▸ **Your task**: Omit images. Retype all entries verbatim.

[Entries from a visual dataset]
※ ※ ※

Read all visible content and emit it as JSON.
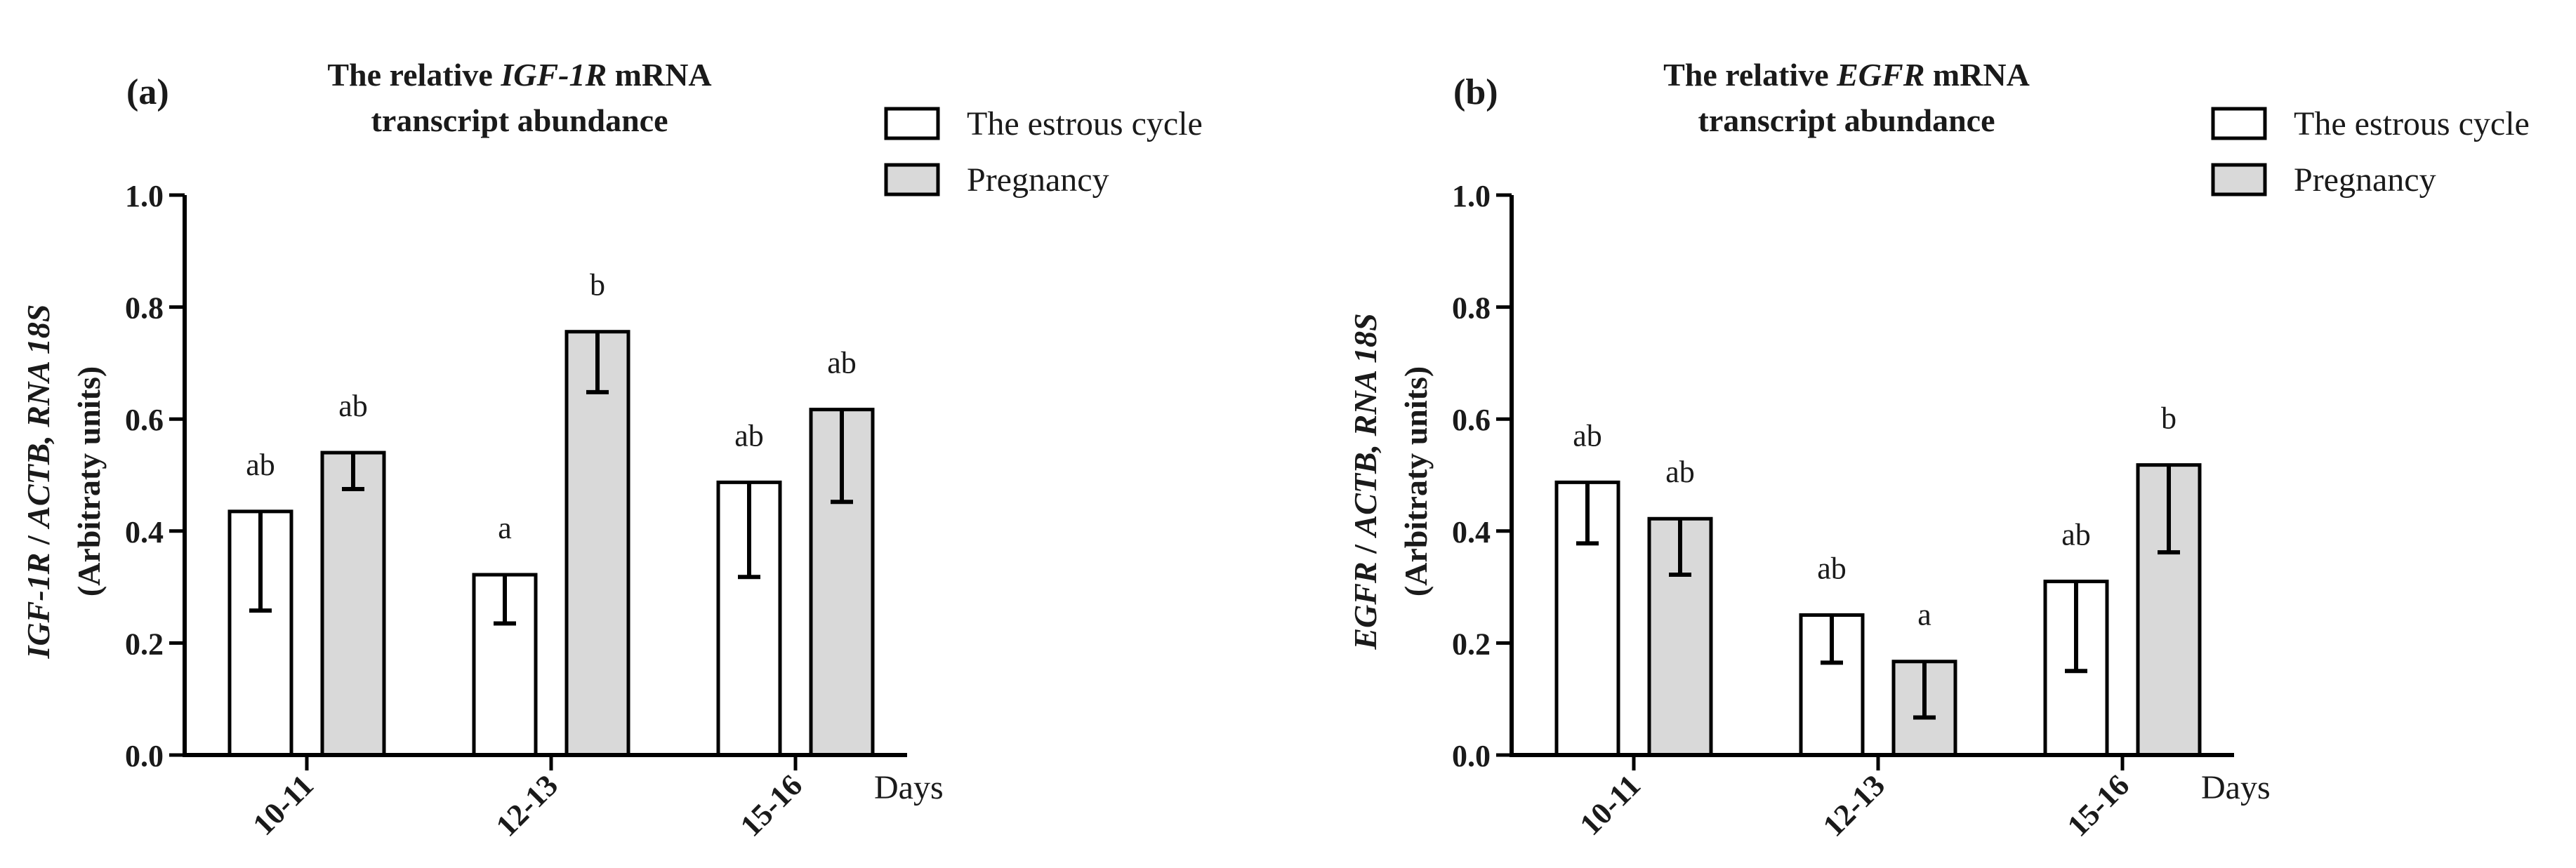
{
  "chart_data": [
    {
      "type": "bar",
      "panel_label": "(a)",
      "title_parts": [
        [
          "The relative ",
          false
        ],
        [
          "IGF-1R",
          true
        ],
        [
          " mRNA",
          false
        ]
      ],
      "title_line2": "transcript abundance",
      "ylabel_parts": [
        [
          "IGF-1R",
          true
        ],
        [
          " / ",
          false
        ],
        [
          "ACTB, RNA 18S",
          true
        ]
      ],
      "ylabel_line2": "(Arbitraty units)",
      "xlabel": "Days",
      "categories": [
        "10-11",
        "12-13",
        "15-16"
      ],
      "ylim": [
        0,
        1.0
      ],
      "yticks": [
        "0.0",
        "0.2",
        "0.4",
        "0.6",
        "0.8",
        "1.0"
      ],
      "series": [
        {
          "name": "The estrous cycle",
          "color": "#ffffff",
          "values": [
            0.435,
            0.322,
            0.487
          ],
          "error_lower": [
            0.258,
            0.235,
            0.318
          ],
          "letters": [
            "ab",
            "a",
            "ab"
          ]
        },
        {
          "name": "Pregnancy",
          "color": "#d9d9d9",
          "values": [
            0.54,
            0.756,
            0.617
          ],
          "error_lower": [
            0.475,
            0.648,
            0.452
          ],
          "letters": [
            "ab",
            "b",
            "ab"
          ]
        }
      ],
      "legend_position": "top-right"
    },
    {
      "type": "bar",
      "panel_label": "(b)",
      "title_parts": [
        [
          "The relative ",
          false
        ],
        [
          "EGFR",
          true
        ],
        [
          " mRNA",
          false
        ]
      ],
      "title_line2": "transcript abundance",
      "ylabel_parts": [
        [
          "EGFR",
          true
        ],
        [
          " / ",
          false
        ],
        [
          "ACTB, RNA 18S",
          true
        ]
      ],
      "ylabel_line2": "(Arbitraty units)",
      "xlabel": "Days",
      "categories": [
        "10-11",
        "12-13",
        "15-16"
      ],
      "ylim": [
        0,
        1.0
      ],
      "yticks": [
        "0.0",
        "0.2",
        "0.4",
        "0.6",
        "0.8",
        "1.0"
      ],
      "series": [
        {
          "name": "The estrous cycle",
          "color": "#ffffff",
          "values": [
            0.487,
            0.25,
            0.31
          ],
          "error_lower": [
            0.378,
            0.165,
            0.15
          ],
          "letters": [
            "ab",
            "ab",
            "ab"
          ]
        },
        {
          "name": "Pregnancy",
          "color": "#d9d9d9",
          "values": [
            0.422,
            0.167,
            0.518
          ],
          "error_lower": [
            0.322,
            0.067,
            0.362
          ],
          "letters": [
            "ab",
            "a",
            "b"
          ]
        }
      ],
      "legend_position": "top-right"
    }
  ]
}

※ ※ ※

▸ **Response area**:
Read all visible content and emit it as JSON.
{
  "chart_data": [
    {
      "type": "bar",
      "panel_label": "(a)",
      "title_parts": [
        [
          "The relative ",
          false
        ],
        [
          "IGF-1R",
          true
        ],
        [
          " mRNA",
          false
        ]
      ],
      "title_line2": "transcript abundance",
      "ylabel_parts": [
        [
          "IGF-1R",
          true
        ],
        [
          " / ",
          false
        ],
        [
          "ACTB, RNA 18S",
          true
        ]
      ],
      "ylabel_line2": "(Arbitraty units)",
      "xlabel": "Days",
      "categories": [
        "10-11",
        "12-13",
        "15-16"
      ],
      "ylim": [
        0,
        1.0
      ],
      "yticks": [
        "0.0",
        "0.2",
        "0.4",
        "0.6",
        "0.8",
        "1.0"
      ],
      "series": [
        {
          "name": "The estrous cycle",
          "color": "#ffffff",
          "values": [
            0.435,
            0.322,
            0.487
          ],
          "error_lower": [
            0.258,
            0.235,
            0.318
          ],
          "letters": [
            "ab",
            "a",
            "ab"
          ]
        },
        {
          "name": "Pregnancy",
          "color": "#d9d9d9",
          "values": [
            0.54,
            0.756,
            0.617
          ],
          "error_lower": [
            0.475,
            0.648,
            0.452
          ],
          "letters": [
            "ab",
            "b",
            "ab"
          ]
        }
      ],
      "legend_position": "top-right"
    },
    {
      "type": "bar",
      "panel_label": "(b)",
      "title_parts": [
        [
          "The relative ",
          false
        ],
        [
          "EGFR",
          true
        ],
        [
          " mRNA",
          false
        ]
      ],
      "title_line2": "transcript abundance",
      "ylabel_parts": [
        [
          "EGFR",
          true
        ],
        [
          " / ",
          false
        ],
        [
          "ACTB, RNA 18S",
          true
        ]
      ],
      "ylabel_line2": "(Arbitraty units)",
      "xlabel": "Days",
      "categories": [
        "10-11",
        "12-13",
        "15-16"
      ],
      "ylim": [
        0,
        1.0
      ],
      "yticks": [
        "0.0",
        "0.2",
        "0.4",
        "0.6",
        "0.8",
        "1.0"
      ],
      "series": [
        {
          "name": "The estrous cycle",
          "color": "#ffffff",
          "values": [
            0.487,
            0.25,
            0.31
          ],
          "error_lower": [
            0.378,
            0.165,
            0.15
          ],
          "letters": [
            "ab",
            "ab",
            "ab"
          ]
        },
        {
          "name": "Pregnancy",
          "color": "#d9d9d9",
          "values": [
            0.422,
            0.167,
            0.518
          ],
          "error_lower": [
            0.322,
            0.067,
            0.362
          ],
          "letters": [
            "ab",
            "a",
            "b"
          ]
        }
      ],
      "legend_position": "top-right"
    }
  ]
}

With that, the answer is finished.